───── Data to process ─────

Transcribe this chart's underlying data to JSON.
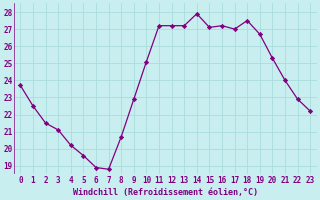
{
  "x": [
    0,
    1,
    2,
    3,
    4,
    5,
    6,
    7,
    8,
    9,
    10,
    11,
    12,
    13,
    14,
    15,
    16,
    17,
    18,
    19,
    20,
    21,
    22,
    23
  ],
  "y": [
    23.7,
    22.5,
    21.5,
    21.1,
    20.2,
    19.6,
    18.9,
    18.8,
    20.7,
    22.9,
    25.1,
    27.2,
    27.2,
    27.2,
    27.9,
    27.1,
    27.2,
    27.0,
    27.5,
    26.7,
    25.3,
    24.0,
    22.9,
    22.2
  ],
  "line_color": "#800080",
  "marker_color": "#800080",
  "bg_color": "#c8eef0",
  "grid_color": "#aadddd",
  "xlabel": "Windchill (Refroidissement éolien,°C)",
  "tick_color": "#800080",
  "yticks": [
    19,
    20,
    21,
    22,
    23,
    24,
    25,
    26,
    27,
    28
  ],
  "xticks": [
    0,
    1,
    2,
    3,
    4,
    5,
    6,
    7,
    8,
    9,
    10,
    11,
    12,
    13,
    14,
    15,
    16,
    17,
    18,
    19,
    20,
    21,
    22,
    23
  ],
  "ylim": [
    18.5,
    28.5
  ],
  "xlim": [
    -0.5,
    23.5
  ],
  "xlabel_fontsize": 6.0,
  "tick_fontsize": 5.5
}
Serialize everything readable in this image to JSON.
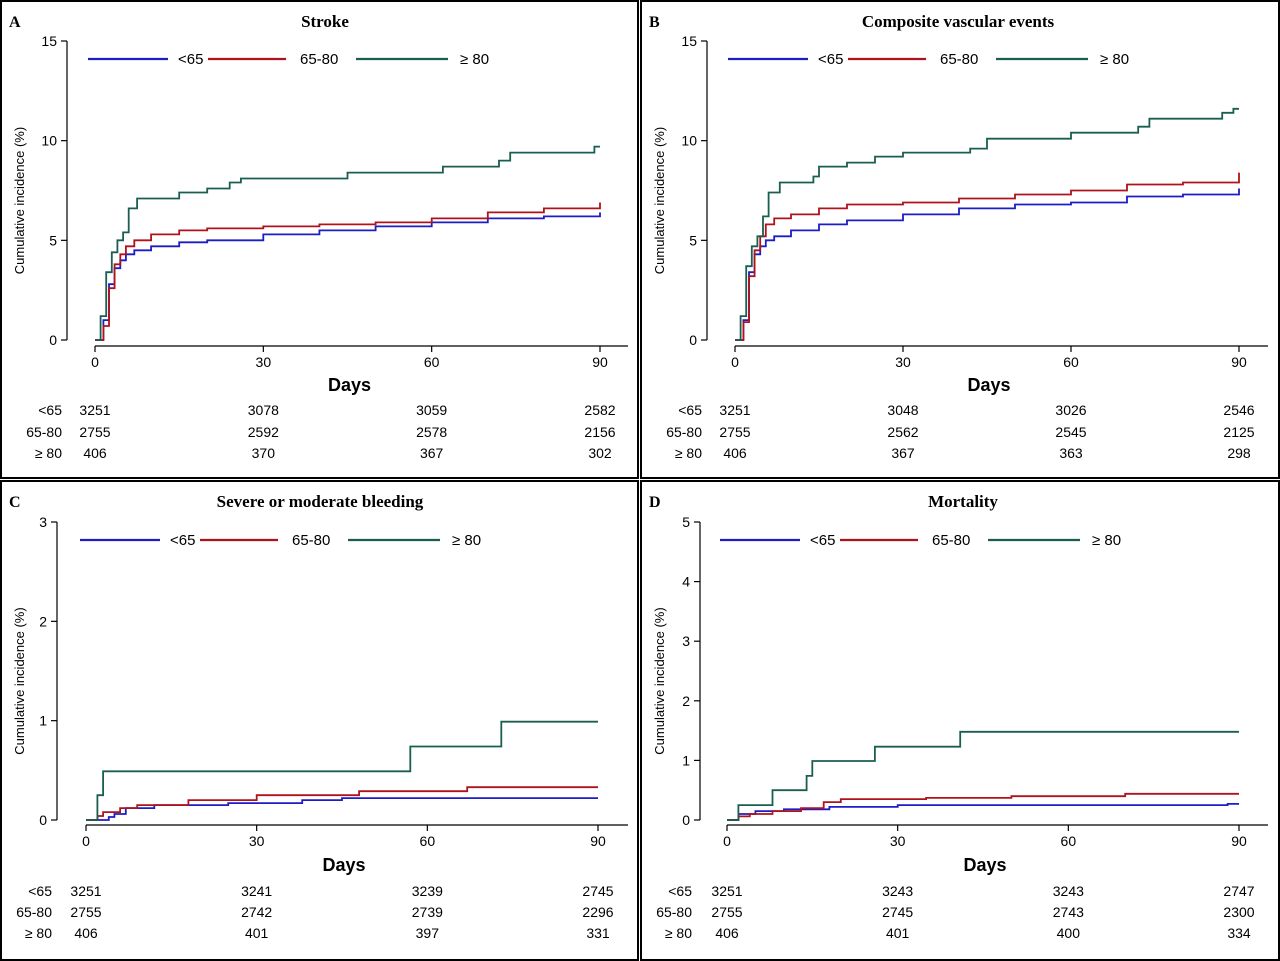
{
  "colors": {
    "lt65": "#1c1cc8",
    "r65_80": "#b0121c",
    "ge80": "#1a5e50"
  },
  "legend_labels": [
    "<65",
    "65-80",
    "≥ 80"
  ],
  "chart_data": [
    {
      "panel": "A",
      "title": "Stroke",
      "type": "line",
      "xlabel": "Days",
      "ylabel": "Cumulative incidence (%)",
      "xlim": [
        0,
        90
      ],
      "ylim": [
        0,
        15
      ],
      "xticks": [
        0,
        30,
        60,
        90
      ],
      "yticks": [
        0,
        5,
        10,
        15
      ],
      "series": [
        {
          "name": "<65",
          "color": "#1c1cc8",
          "x": [
            0,
            1.5,
            2.5,
            3.5,
            4.5,
            5.5,
            7,
            10,
            15,
            20,
            30,
            40,
            50,
            60,
            70,
            80,
            90
          ],
          "y": [
            0,
            1.0,
            2.8,
            3.6,
            4.0,
            4.3,
            4.5,
            4.7,
            4.9,
            5.0,
            5.3,
            5.5,
            5.7,
            5.9,
            6.1,
            6.2,
            6.4
          ]
        },
        {
          "name": "65-80",
          "color": "#b0121c",
          "x": [
            0,
            1.5,
            2.5,
            3.5,
            4.5,
            5.5,
            7,
            10,
            15,
            20,
            30,
            40,
            50,
            60,
            70,
            80,
            90
          ],
          "y": [
            0,
            0.7,
            2.6,
            3.8,
            4.3,
            4.7,
            5.0,
            5.3,
            5.5,
            5.6,
            5.7,
            5.8,
            5.9,
            6.1,
            6.4,
            6.6,
            6.9
          ]
        },
        {
          "name": "≥ 80",
          "color": "#1a5e50",
          "x": [
            0,
            1,
            2,
            3,
            4,
            5,
            6,
            7.5,
            15,
            20,
            24,
            26,
            45,
            62,
            72,
            74,
            89,
            90
          ],
          "y": [
            0,
            1.2,
            3.4,
            4.4,
            5.0,
            5.4,
            6.6,
            7.1,
            7.4,
            7.6,
            7.9,
            8.1,
            8.4,
            8.7,
            9.0,
            9.4,
            9.7,
            9.7
          ]
        }
      ],
      "risk_table": {
        "x": [
          0,
          30,
          60,
          90
        ],
        "rows": [
          {
            "label": "<65",
            "values": [
              "3251",
              "3078",
              "3059",
              "2582"
            ]
          },
          {
            "label": "65-80",
            "values": [
              "2755",
              "2592",
              "2578",
              "2156"
            ]
          },
          {
            "label": "≥ 80",
            "values": [
              "406",
              "370",
              "367",
              "302"
            ]
          }
        ]
      }
    },
    {
      "panel": "B",
      "title": "Composite vascular events",
      "type": "line",
      "xlabel": "Days",
      "ylabel": "Cumulative incidence (%)",
      "xlim": [
        0,
        90
      ],
      "ylim": [
        0,
        15
      ],
      "xticks": [
        0,
        30,
        60,
        90
      ],
      "yticks": [
        0,
        5,
        10,
        15
      ],
      "series": [
        {
          "name": "<65",
          "color": "#1c1cc8",
          "x": [
            0,
            1.5,
            2.5,
            3.5,
            4.5,
            5.5,
            7,
            10,
            15,
            20,
            30,
            40,
            50,
            60,
            70,
            80,
            90
          ],
          "y": [
            0,
            1.0,
            3.4,
            4.3,
            4.7,
            5.0,
            5.2,
            5.5,
            5.8,
            6.0,
            6.3,
            6.6,
            6.8,
            6.9,
            7.2,
            7.3,
            7.6
          ]
        },
        {
          "name": "65-80",
          "color": "#b0121c",
          "x": [
            0,
            1.5,
            2.5,
            3.5,
            4.5,
            5.5,
            7,
            10,
            15,
            20,
            30,
            40,
            50,
            60,
            70,
            80,
            90
          ],
          "y": [
            0,
            0.9,
            3.2,
            4.5,
            5.2,
            5.8,
            6.1,
            6.3,
            6.6,
            6.8,
            6.9,
            7.1,
            7.3,
            7.5,
            7.8,
            7.9,
            8.4
          ]
        },
        {
          "name": "≥ 80",
          "color": "#1a5e50",
          "x": [
            0,
            1,
            2,
            3,
            4,
            5,
            6,
            8,
            14,
            15,
            20,
            25,
            30,
            42,
            45,
            60,
            72,
            74,
            80,
            87,
            89,
            90
          ],
          "y": [
            0,
            1.2,
            3.7,
            4.7,
            5.2,
            6.2,
            7.4,
            7.9,
            8.2,
            8.7,
            8.9,
            9.2,
            9.4,
            9.6,
            10.1,
            10.4,
            10.7,
            11.1,
            11.1,
            11.4,
            11.6,
            11.6
          ]
        }
      ],
      "risk_table": {
        "x": [
          0,
          30,
          60,
          90
        ],
        "rows": [
          {
            "label": "<65",
            "values": [
              "3251",
              "3048",
              "3026",
              "2546"
            ]
          },
          {
            "label": "65-80",
            "values": [
              "2755",
              "2562",
              "2545",
              "2125"
            ]
          },
          {
            "label": "≥ 80",
            "values": [
              "406",
              "367",
              "363",
              "298"
            ]
          }
        ]
      }
    },
    {
      "panel": "C",
      "title": "Severe or moderate bleeding",
      "type": "line",
      "xlabel": "Days",
      "ylabel": "Cumulative incidence (%)",
      "xlim": [
        0,
        90
      ],
      "ylim": [
        0,
        3
      ],
      "xticks": [
        0,
        30,
        60,
        90
      ],
      "yticks": [
        0,
        1,
        2,
        3
      ],
      "series": [
        {
          "name": "<65",
          "color": "#1c1cc8",
          "x": [
            0,
            4,
            5,
            7,
            12,
            25,
            38,
            45,
            90
          ],
          "y": [
            0,
            0.03,
            0.06,
            0.12,
            0.15,
            0.17,
            0.2,
            0.22,
            0.22
          ]
        },
        {
          "name": "65-80",
          "color": "#b0121c",
          "x": [
            0,
            2,
            3,
            6,
            9,
            18,
            30,
            48,
            67,
            90
          ],
          "y": [
            0,
            0.04,
            0.08,
            0.12,
            0.15,
            0.2,
            0.25,
            0.29,
            0.33,
            0.33
          ]
        },
        {
          "name": "≥ 80",
          "color": "#1a5e50",
          "x": [
            0,
            2,
            3,
            57,
            73,
            90
          ],
          "y": [
            0,
            0.25,
            0.49,
            0.74,
            0.99,
            0.99
          ]
        }
      ],
      "risk_table": {
        "x": [
          0,
          30,
          60,
          90
        ],
        "rows": [
          {
            "label": "<65",
            "values": [
              "3251",
              "3241",
              "3239",
              "2745"
            ]
          },
          {
            "label": "65-80",
            "values": [
              "2755",
              "2742",
              "2739",
              "2296"
            ]
          },
          {
            "label": "≥ 80",
            "values": [
              "406",
              "401",
              "397",
              "331"
            ]
          }
        ]
      }
    },
    {
      "panel": "D",
      "title": "Mortality",
      "type": "line",
      "xlabel": "Days",
      "ylabel": "Cumulative incidence (%)",
      "xlim": [
        0,
        90
      ],
      "ylim": [
        0,
        5
      ],
      "xticks": [
        0,
        30,
        60,
        90
      ],
      "yticks": [
        0,
        1,
        2,
        3,
        4,
        5
      ],
      "series": [
        {
          "name": "<65",
          "color": "#1c1cc8",
          "x": [
            0,
            2,
            5,
            10,
            18,
            30,
            50,
            88,
            90
          ],
          "y": [
            0,
            0.1,
            0.15,
            0.18,
            0.22,
            0.25,
            0.25,
            0.27,
            0.27
          ]
        },
        {
          "name": "65-80",
          "color": "#b0121c",
          "x": [
            0,
            2,
            4,
            8,
            13,
            17,
            20,
            35,
            50,
            70,
            90
          ],
          "y": [
            0,
            0.06,
            0.1,
            0.15,
            0.2,
            0.3,
            0.35,
            0.37,
            0.4,
            0.44,
            0.44
          ]
        },
        {
          "name": "≥ 80",
          "color": "#1a5e50",
          "x": [
            0,
            2,
            8,
            14,
            15,
            26,
            41,
            90
          ],
          "y": [
            0,
            0.25,
            0.5,
            0.74,
            0.99,
            1.23,
            1.48,
            1.48
          ]
        }
      ],
      "risk_table": {
        "x": [
          0,
          30,
          60,
          90
        ],
        "rows": [
          {
            "label": "<65",
            "values": [
              "3251",
              "3243",
              "3243",
              "2747"
            ]
          },
          {
            "label": "65-80",
            "values": [
              "2755",
              "2745",
              "2743",
              "2300"
            ]
          },
          {
            "label": "≥ 80",
            "values": [
              "406",
              "401",
              "400",
              "334"
            ]
          }
        ]
      }
    }
  ]
}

─────

=== Stated problem ===
Figure out how many lines of the data above include "JSON", then give the number and nothing more.

=== Result of the task ===
2